Task goal>
Where a line of the material contains the string "image", copy that line.

Records for the exercise>
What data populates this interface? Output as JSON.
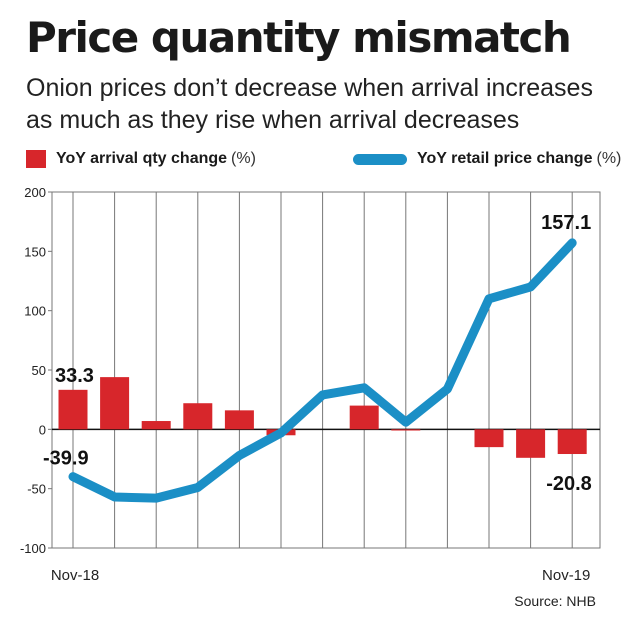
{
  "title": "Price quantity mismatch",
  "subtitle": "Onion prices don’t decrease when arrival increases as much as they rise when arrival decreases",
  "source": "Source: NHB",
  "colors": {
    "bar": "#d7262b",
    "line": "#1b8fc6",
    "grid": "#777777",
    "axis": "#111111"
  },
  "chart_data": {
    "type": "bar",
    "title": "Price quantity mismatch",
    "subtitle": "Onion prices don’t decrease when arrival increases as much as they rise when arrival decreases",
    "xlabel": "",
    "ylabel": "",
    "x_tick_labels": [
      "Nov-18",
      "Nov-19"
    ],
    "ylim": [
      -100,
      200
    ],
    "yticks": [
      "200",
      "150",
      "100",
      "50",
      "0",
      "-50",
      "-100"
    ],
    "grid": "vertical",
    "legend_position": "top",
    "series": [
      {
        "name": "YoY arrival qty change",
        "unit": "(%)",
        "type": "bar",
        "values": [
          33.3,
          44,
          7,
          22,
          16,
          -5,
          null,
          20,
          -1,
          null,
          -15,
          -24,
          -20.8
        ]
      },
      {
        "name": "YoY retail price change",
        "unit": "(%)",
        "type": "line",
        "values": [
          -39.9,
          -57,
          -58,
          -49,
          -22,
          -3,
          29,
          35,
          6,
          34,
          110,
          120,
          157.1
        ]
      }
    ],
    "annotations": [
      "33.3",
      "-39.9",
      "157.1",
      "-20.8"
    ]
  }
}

==

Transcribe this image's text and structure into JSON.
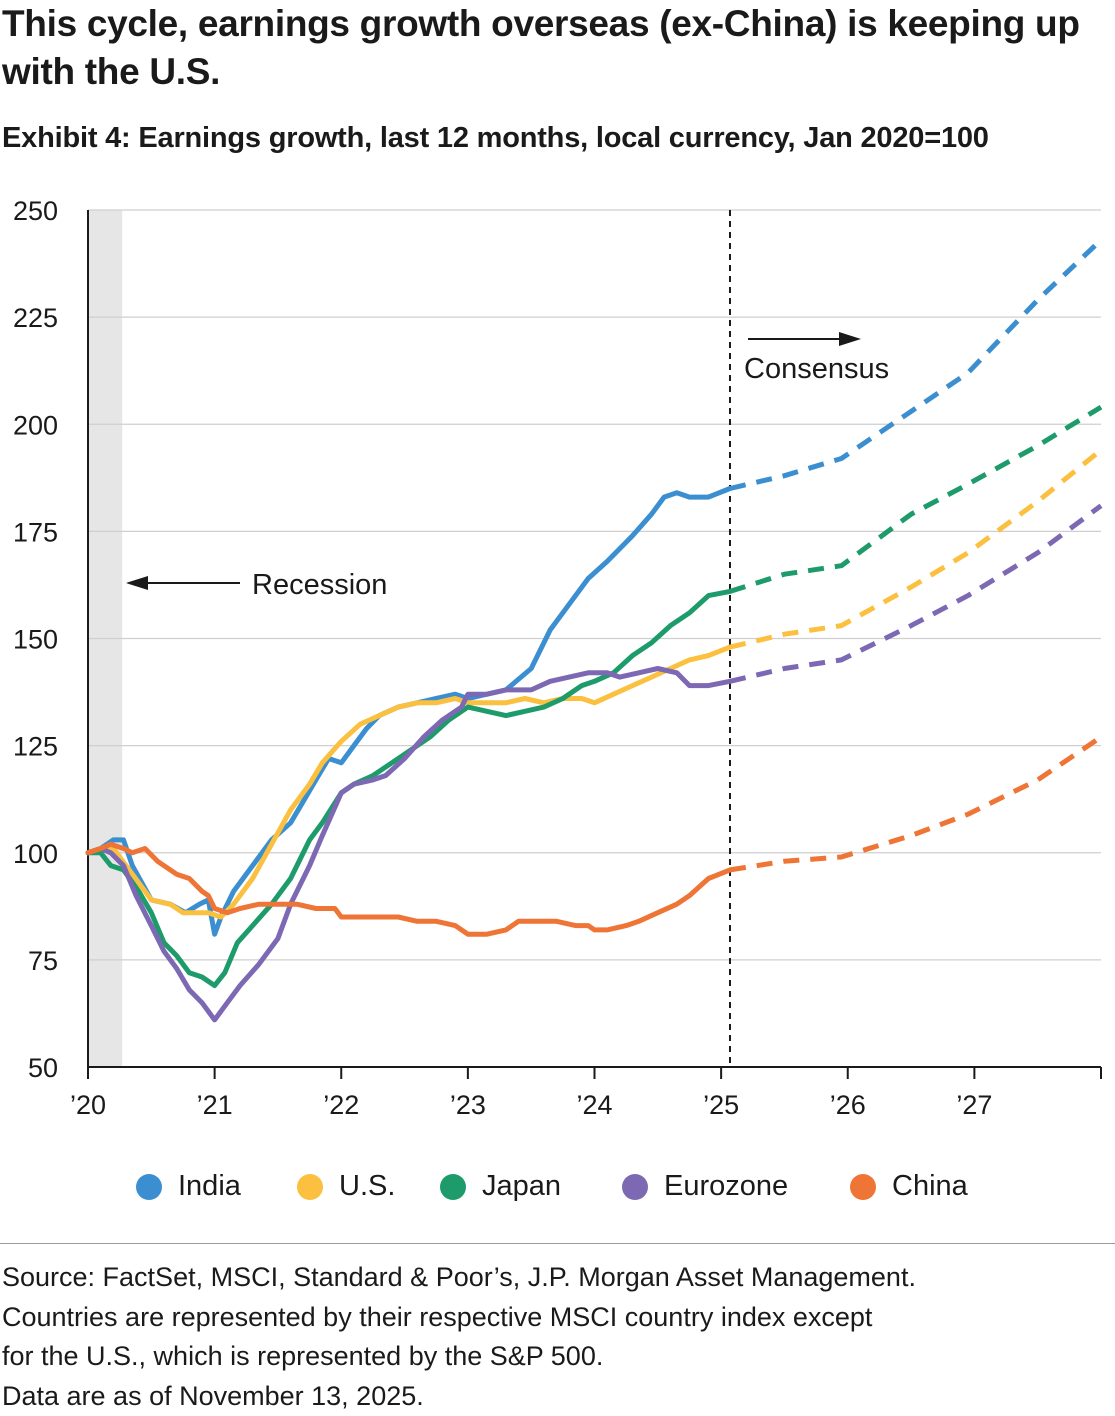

--

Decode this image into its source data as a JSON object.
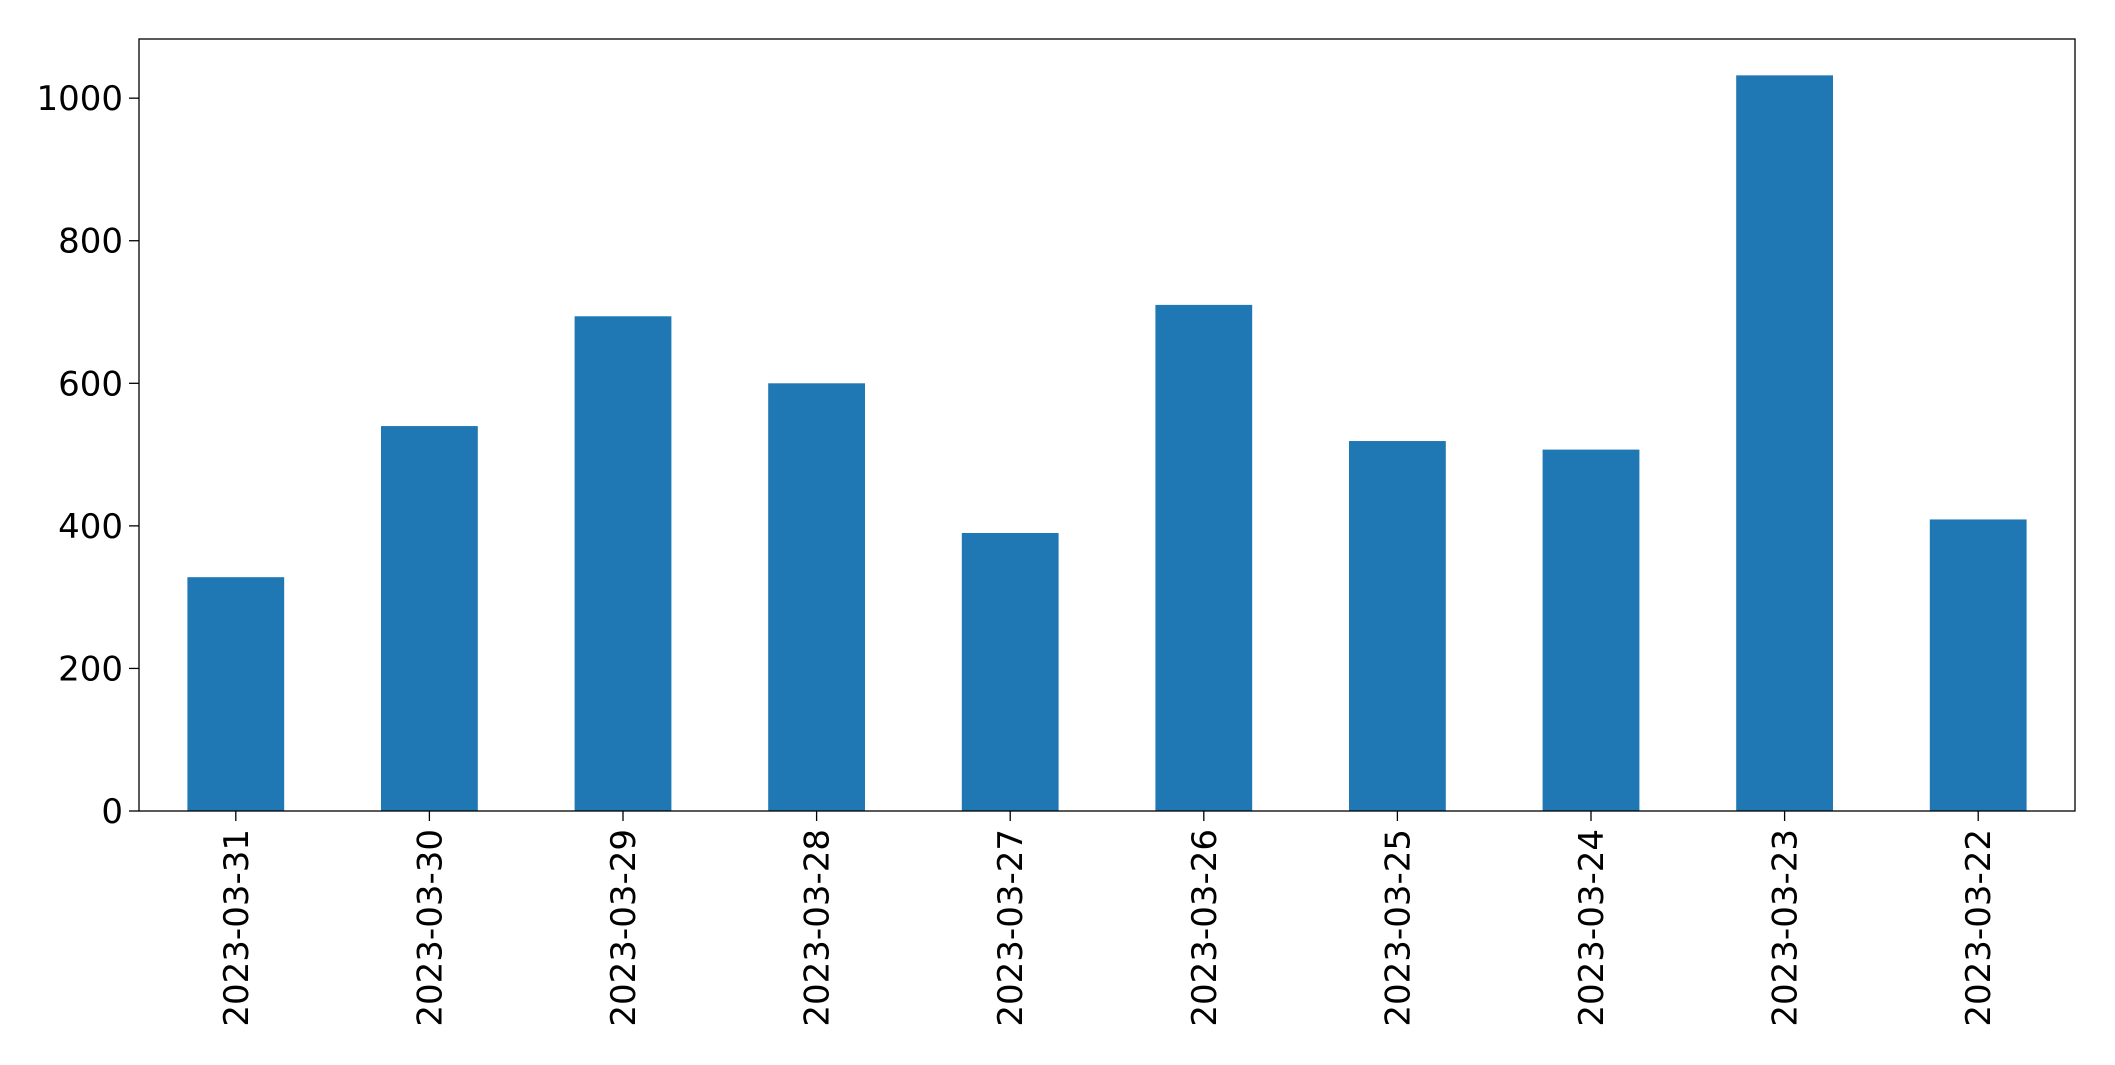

Correct answer>
Transcribe this image's text and structure into JSON.
Decode this image into its source data as a JSON object.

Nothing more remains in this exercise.